- [WHAT IS BEING ASKED]:
Identify the lines that contain the string "JSON" and copy all of them.
-- RAW RECORDS start --
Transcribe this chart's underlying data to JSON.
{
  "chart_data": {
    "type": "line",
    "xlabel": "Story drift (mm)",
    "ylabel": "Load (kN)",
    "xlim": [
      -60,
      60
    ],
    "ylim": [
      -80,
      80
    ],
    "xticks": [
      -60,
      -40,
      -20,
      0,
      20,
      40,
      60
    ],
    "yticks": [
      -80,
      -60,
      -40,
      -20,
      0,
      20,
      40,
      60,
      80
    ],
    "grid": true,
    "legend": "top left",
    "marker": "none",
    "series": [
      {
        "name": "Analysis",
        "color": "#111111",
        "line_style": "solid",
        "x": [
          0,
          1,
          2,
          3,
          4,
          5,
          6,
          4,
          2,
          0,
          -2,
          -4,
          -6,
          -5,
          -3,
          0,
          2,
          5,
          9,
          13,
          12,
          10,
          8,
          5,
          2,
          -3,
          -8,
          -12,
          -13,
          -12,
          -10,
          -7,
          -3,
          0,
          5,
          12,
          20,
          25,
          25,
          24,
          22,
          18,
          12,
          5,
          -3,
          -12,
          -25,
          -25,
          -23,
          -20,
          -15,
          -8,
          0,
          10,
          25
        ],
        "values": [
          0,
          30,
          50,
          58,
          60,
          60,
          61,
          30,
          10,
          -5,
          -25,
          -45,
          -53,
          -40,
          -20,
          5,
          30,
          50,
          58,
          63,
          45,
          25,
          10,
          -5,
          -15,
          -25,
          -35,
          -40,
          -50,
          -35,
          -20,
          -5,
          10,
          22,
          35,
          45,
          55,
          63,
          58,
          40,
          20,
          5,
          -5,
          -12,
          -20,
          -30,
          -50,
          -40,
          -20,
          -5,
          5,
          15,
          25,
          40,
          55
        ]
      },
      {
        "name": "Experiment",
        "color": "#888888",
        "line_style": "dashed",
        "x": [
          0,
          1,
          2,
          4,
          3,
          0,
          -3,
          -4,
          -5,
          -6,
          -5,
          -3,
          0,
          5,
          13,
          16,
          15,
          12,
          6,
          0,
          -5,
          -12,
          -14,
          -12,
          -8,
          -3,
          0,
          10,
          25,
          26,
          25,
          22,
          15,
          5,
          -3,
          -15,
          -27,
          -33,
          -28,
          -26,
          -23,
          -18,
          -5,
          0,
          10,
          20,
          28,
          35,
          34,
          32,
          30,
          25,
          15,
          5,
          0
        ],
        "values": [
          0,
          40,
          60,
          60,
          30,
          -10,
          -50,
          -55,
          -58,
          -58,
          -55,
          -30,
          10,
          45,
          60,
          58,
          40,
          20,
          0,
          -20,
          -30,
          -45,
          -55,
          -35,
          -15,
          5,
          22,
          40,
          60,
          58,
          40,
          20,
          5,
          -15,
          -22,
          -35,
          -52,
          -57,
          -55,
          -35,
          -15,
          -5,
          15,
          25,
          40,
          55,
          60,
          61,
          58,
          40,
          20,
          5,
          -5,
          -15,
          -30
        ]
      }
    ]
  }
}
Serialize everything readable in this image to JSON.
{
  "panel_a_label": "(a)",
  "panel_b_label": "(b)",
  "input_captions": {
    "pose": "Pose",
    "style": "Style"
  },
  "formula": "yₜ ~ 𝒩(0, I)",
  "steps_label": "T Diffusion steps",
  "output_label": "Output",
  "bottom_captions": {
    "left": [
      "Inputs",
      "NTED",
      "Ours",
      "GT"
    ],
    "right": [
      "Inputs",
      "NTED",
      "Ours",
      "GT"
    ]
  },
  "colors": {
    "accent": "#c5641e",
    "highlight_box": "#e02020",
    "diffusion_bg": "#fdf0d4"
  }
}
-- RAW RECORDS end --
- [EXERCISE OUTPUT]:
Transcribe this chart's underlying data to JSON.
Serialize everything readable in this image to JSON.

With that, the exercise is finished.